TASK
Answer with a single number: how many lines in the listing below include "daha"?

━━━━━━━━━━━━━━━━━━━━━━━━━━━━━━

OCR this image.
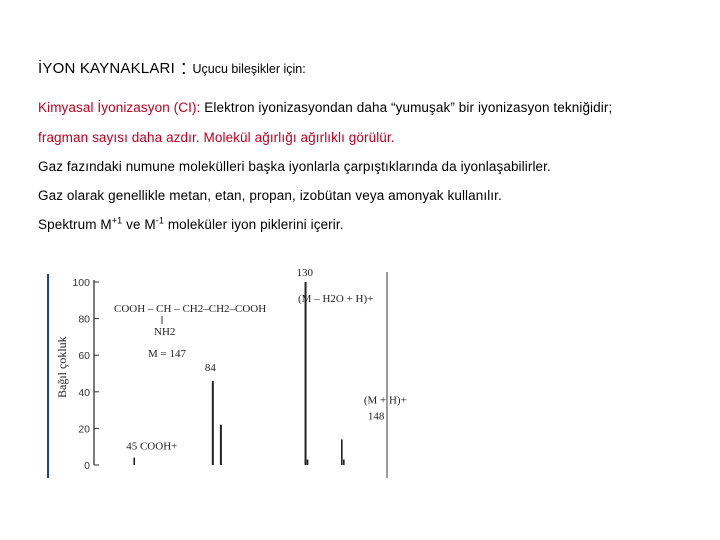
İYON KAYNAKLARI : Uçucu bileşikler için:
Kimyasal İyonizasyon (CI): Elektron iyonizasyondan daha “yumuşak” bir iyonizasyon tekniğidir;
fragman sayısı daha azdır. Molekül ağırlığı ağırlıklı görülür.
Gaz fazındaki numune molekülleri başka iyonlarla çarpıştıklarında da iyonlaşabilirler.
Gaz olarak genellikle metan, etan, propan, izobütan veya amonyak kullanılır.
Spektrum $M^{+1}$ ve $M^{-1}$ moleküler iyon piklerini içerir.
100
80
60
40
20
0
Bağıl çokluk
COOH – CH – CH2–CH2–COOH
NH2
M = 147
(M – H2O + H)+
45 COOH+
84
130
(M + H)+
148
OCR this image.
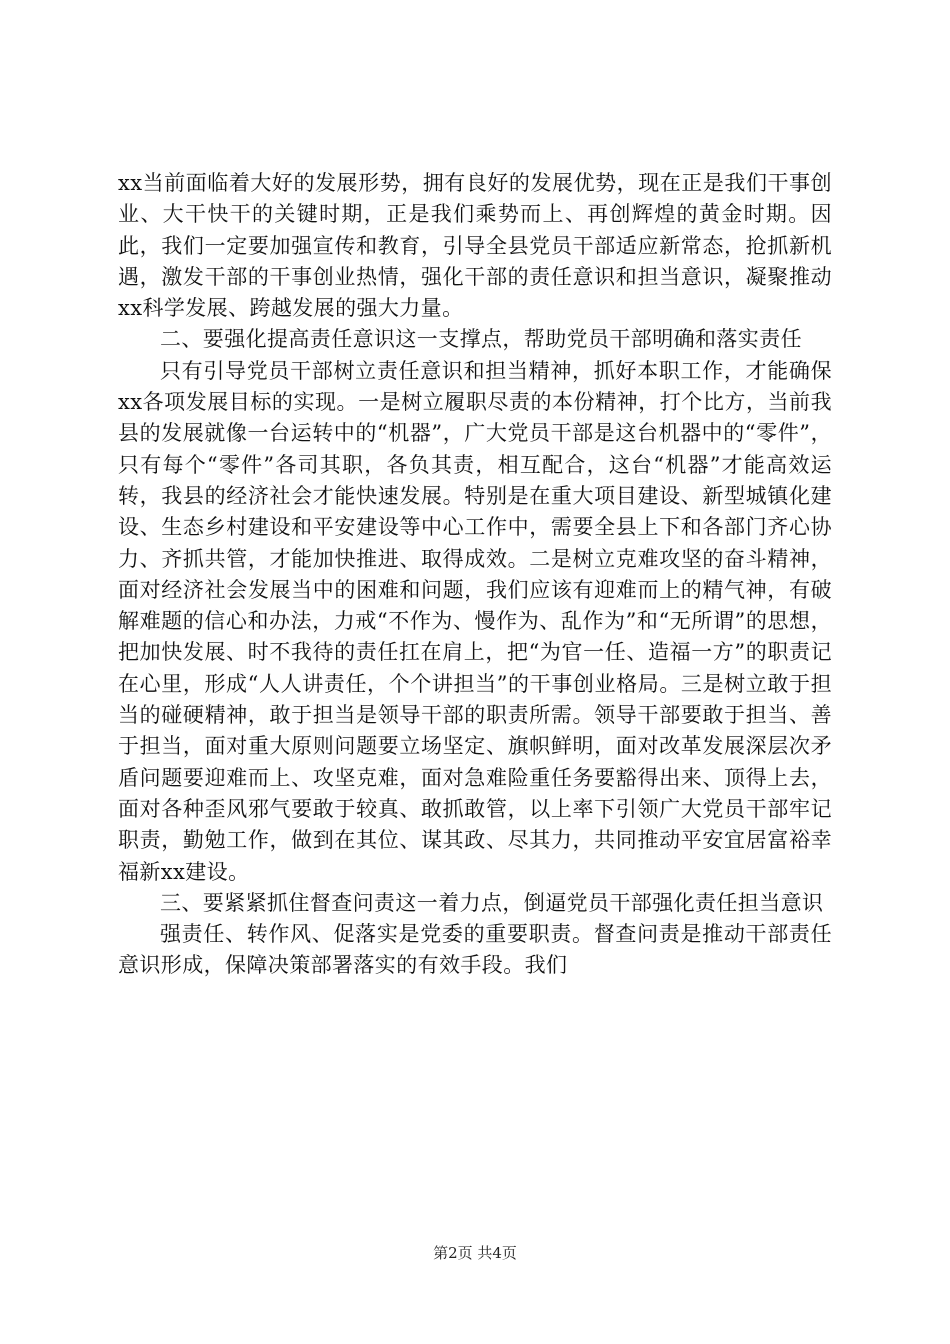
xx当前面临着大好的发展形势，拥有良好的发展优势，现在正是我们干事创业、大干快干的关键时期，正是我们乘势而上、再创辉煌的黄金时期。因此，我们一定要加强宣传和教育，引导全县党员干部适应新常态，抢抓新机遇，激发干部的干事创业热情，强化干部的责任意识和担当意识，凝聚推动xx科学发展、跨越发展的强大力量。

二、要强化提高责任意识这一支撑点，帮助党员干部明确和落实责任

只有引导党员干部树立责任意识和担当精神，抓好本职工作，才能确保xx各项发展目标的实现。一是树立履职尽责的本份精神，打个比方，当前我县的发展就像一台运转中的“机器”，广大党员干部是这台机器中的“零件”，只有每个“零件”各司其职，各负其责，相互配合，这台“机器”才能高效运转，我县的经济社会才能快速发展。特别是在重大项目建设、新型城镇化建设、生态乡村建设和平安建设等中心工作中，需要全县上下和各部门齐心协力、齐抓共管，才能加快推进、取得成效。二是树立克难攻坚的奋斗精神，面对经济社会发展当中的困难和问题，我们应该有迎难而上的精气神，有破解难题的信心和办法，力戒“不作为、慢作为、乱作为”和“无所谓”的思想，把加快发展、时不我待的责任扛在肩上，把“为官一任、造福一方”的职责记在心里，形成“人人讲责任，个个讲担当”的干事创业格局。三是树立敢于担当的碰硬精神，敢于担当是领导干部的职责所需。领导干部要敢于担当、善于担当，面对重大原则问题要立场坚定、旗帜鲜明，面对改革发展深层次矛盾问题要迎难而上、攻坚克难，面对急难险重任务要豁得出来、顶得上去，面对各种歪风邪气要敢于较真、敢抓敢管，以上率下引领广大党员干部牢记职责，勤勉工作，做到在其位、谋其政、尽其力，共同推动平安宜居富裕幸福新xx建设。

三、要紧紧抓住督查问责这一着力点，倒逼党员干部强化责任担当意识

强责任、转作风、促落实是党委的重要职责。督查问责是推动干部责任意识形成，保障决策部署落实的有效手段。我们

第2页 共4页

━━━━━━━━━━━━━━━━━━━━━━━━━━━━━━

FULL ANSWER
2